- WHAT IS EXPECTED
Search the records below for the word "color" and show every line where it occurs.

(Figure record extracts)
┄┄┄┄┄┄
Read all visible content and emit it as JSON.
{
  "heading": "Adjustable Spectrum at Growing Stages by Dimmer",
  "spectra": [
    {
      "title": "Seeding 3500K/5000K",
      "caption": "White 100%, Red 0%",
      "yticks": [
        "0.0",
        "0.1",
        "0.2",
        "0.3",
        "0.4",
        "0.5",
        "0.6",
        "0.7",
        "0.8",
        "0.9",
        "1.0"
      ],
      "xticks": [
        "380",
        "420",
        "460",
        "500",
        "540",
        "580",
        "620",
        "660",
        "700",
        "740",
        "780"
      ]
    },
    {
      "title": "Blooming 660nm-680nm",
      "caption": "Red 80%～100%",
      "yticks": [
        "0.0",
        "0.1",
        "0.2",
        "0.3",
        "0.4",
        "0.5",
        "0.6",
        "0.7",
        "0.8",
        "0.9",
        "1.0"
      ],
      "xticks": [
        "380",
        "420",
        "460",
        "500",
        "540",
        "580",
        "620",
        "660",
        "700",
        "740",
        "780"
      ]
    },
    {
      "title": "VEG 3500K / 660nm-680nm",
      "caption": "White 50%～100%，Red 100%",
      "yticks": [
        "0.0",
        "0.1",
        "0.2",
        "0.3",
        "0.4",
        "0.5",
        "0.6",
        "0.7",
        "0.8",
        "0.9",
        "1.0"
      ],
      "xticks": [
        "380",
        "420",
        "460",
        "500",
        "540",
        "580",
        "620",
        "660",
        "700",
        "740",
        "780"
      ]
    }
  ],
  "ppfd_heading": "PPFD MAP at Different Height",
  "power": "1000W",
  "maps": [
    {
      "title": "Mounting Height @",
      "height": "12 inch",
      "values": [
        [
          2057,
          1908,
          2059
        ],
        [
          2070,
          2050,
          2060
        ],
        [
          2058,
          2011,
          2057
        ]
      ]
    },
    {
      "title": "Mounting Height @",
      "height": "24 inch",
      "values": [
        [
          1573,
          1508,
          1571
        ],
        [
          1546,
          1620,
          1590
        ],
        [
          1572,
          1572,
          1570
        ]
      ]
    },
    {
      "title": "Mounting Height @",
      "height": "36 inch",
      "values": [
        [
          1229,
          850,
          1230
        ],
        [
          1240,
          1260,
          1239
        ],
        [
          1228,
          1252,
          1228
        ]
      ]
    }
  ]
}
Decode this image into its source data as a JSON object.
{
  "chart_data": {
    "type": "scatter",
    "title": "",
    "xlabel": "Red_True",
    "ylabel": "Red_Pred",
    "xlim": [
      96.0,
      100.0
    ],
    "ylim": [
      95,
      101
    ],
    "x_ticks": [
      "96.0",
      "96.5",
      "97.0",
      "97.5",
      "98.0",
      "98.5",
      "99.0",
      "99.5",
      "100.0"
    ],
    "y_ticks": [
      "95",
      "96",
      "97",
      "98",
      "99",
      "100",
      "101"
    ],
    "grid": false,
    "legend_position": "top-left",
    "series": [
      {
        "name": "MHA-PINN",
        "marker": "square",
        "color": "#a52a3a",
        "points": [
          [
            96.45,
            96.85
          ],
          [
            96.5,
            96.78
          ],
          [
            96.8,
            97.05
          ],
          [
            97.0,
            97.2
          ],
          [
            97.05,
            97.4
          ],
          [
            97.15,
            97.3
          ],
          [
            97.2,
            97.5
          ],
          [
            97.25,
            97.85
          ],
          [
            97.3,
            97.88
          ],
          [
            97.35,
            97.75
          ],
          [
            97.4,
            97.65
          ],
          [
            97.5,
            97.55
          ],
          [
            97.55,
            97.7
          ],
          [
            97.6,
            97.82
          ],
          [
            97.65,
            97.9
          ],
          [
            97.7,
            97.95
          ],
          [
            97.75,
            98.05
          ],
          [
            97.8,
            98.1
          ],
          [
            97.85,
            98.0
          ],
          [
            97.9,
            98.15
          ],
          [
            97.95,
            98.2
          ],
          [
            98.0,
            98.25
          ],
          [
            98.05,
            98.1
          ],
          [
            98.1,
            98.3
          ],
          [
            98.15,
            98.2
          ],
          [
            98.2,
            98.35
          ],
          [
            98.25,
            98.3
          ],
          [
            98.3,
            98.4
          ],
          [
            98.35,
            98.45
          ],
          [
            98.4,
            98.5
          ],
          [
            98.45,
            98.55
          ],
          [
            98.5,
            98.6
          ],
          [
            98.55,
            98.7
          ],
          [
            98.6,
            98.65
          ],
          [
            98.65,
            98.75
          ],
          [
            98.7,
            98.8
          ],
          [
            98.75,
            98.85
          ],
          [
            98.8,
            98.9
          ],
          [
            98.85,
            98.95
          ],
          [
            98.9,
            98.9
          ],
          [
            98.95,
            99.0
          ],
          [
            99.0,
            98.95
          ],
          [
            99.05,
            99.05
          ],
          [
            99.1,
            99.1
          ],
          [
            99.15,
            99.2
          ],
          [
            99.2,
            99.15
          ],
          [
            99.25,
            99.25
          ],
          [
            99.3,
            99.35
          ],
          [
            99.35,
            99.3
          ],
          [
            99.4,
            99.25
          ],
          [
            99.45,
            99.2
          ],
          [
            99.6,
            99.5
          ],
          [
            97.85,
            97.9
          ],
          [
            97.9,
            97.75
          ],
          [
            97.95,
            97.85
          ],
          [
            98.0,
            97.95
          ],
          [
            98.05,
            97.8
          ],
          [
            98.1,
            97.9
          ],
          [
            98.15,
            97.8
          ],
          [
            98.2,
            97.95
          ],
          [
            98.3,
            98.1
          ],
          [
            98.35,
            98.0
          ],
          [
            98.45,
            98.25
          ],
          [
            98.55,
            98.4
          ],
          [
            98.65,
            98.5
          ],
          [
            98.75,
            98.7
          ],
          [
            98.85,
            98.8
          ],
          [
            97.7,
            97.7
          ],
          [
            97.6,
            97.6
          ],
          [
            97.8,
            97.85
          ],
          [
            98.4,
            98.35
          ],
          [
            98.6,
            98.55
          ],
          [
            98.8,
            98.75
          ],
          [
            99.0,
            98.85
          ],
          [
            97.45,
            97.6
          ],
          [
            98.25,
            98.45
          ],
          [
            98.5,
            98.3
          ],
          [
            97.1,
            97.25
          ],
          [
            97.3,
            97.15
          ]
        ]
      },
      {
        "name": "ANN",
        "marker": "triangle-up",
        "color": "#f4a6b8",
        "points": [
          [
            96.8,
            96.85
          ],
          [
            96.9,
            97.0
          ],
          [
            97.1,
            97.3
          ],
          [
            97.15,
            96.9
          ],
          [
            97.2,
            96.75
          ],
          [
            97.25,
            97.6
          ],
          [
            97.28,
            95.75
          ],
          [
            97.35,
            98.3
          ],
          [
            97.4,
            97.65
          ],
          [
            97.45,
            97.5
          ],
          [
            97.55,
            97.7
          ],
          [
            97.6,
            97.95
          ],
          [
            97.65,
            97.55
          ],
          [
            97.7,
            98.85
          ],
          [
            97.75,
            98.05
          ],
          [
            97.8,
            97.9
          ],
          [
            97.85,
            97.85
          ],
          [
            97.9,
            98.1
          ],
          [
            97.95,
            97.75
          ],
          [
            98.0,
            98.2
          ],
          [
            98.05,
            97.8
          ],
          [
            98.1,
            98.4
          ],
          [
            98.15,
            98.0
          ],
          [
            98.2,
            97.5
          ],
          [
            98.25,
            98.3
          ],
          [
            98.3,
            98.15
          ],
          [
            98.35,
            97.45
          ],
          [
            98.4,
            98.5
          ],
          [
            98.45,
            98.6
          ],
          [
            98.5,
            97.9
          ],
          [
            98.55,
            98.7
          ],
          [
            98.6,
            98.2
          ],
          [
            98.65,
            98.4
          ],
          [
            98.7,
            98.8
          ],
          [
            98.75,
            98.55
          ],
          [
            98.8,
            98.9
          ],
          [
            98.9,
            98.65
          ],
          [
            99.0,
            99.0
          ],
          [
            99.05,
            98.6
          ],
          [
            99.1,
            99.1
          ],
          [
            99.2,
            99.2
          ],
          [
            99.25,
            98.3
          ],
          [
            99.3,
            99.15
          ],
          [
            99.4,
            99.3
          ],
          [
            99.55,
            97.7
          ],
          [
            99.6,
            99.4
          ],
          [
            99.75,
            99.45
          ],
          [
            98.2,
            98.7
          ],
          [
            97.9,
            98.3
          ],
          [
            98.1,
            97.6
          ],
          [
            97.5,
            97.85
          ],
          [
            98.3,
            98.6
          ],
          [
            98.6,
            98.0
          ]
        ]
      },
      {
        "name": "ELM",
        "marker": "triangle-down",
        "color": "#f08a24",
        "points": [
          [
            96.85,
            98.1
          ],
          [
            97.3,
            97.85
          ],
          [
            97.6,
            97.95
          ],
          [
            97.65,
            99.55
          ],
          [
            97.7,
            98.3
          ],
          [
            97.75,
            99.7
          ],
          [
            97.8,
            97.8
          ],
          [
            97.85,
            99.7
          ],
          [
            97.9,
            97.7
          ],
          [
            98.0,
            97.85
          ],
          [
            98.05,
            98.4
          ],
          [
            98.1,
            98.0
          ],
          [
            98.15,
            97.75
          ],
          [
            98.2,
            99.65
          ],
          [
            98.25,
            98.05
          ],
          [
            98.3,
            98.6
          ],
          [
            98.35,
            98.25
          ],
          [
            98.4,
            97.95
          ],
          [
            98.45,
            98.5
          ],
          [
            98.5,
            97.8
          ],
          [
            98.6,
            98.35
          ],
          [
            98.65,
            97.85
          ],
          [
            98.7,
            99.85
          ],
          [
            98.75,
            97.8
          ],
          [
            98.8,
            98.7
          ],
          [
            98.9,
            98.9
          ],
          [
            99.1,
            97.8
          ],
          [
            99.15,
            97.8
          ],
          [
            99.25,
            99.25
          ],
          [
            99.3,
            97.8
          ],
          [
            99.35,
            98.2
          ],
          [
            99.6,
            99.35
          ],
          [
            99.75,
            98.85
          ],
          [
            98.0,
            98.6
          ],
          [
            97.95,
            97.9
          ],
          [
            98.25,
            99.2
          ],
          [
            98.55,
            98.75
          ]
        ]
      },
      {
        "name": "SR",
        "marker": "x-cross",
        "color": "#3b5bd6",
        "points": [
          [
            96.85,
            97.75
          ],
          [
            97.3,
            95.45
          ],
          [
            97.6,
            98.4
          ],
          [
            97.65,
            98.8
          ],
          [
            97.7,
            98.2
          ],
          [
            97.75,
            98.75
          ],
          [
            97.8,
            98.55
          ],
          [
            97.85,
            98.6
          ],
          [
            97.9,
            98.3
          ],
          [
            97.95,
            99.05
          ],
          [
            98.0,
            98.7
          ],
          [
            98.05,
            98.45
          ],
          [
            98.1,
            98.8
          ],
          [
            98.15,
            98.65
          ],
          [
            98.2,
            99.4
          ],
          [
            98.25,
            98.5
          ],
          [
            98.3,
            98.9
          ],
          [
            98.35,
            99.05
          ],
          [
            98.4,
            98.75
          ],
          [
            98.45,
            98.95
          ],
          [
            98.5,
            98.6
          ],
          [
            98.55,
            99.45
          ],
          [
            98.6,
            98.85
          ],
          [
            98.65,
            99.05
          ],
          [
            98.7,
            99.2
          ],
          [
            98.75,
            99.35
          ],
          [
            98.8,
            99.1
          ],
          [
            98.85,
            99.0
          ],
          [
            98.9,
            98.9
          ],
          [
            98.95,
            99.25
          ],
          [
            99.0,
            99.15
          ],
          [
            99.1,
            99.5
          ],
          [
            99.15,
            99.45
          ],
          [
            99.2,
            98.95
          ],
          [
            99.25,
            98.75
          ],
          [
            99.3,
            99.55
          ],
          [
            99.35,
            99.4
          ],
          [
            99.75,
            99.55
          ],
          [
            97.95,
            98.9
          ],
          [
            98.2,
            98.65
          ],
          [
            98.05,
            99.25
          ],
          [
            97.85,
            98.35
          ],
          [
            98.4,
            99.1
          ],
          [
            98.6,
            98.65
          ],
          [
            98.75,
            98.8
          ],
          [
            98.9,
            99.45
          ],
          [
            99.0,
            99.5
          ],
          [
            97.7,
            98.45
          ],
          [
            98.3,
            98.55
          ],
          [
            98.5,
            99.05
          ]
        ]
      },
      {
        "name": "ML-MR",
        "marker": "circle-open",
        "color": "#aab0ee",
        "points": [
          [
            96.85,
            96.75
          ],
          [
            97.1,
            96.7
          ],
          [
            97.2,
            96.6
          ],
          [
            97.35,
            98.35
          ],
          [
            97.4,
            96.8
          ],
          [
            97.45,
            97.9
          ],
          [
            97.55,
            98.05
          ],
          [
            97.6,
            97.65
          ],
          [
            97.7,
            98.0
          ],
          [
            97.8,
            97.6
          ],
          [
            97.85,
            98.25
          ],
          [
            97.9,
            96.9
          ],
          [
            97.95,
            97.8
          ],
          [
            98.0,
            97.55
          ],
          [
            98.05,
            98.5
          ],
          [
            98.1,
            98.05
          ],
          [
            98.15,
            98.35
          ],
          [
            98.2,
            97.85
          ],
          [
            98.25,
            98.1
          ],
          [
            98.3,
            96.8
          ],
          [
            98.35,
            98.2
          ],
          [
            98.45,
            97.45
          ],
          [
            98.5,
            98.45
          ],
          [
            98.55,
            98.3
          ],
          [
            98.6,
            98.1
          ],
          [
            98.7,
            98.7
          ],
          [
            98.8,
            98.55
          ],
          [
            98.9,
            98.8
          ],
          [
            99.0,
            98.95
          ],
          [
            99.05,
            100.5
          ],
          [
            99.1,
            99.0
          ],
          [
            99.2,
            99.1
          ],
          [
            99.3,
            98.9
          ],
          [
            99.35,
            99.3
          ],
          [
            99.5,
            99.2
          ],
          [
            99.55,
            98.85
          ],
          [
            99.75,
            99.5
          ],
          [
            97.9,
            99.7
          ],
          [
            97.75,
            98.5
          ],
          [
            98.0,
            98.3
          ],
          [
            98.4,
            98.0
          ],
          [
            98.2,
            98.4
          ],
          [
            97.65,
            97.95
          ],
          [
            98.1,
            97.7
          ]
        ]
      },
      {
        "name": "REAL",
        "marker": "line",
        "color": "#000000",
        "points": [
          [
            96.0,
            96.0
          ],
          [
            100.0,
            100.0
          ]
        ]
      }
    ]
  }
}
┄┄┄┄┄┄
- RESPONSE
        "color": "#a52a3a",
        "color": "#f4a6b8",
        "color": "#f08a24",
        "color": "#3b5bd6",
        "color": "#aab0ee",
        "color": "#000000",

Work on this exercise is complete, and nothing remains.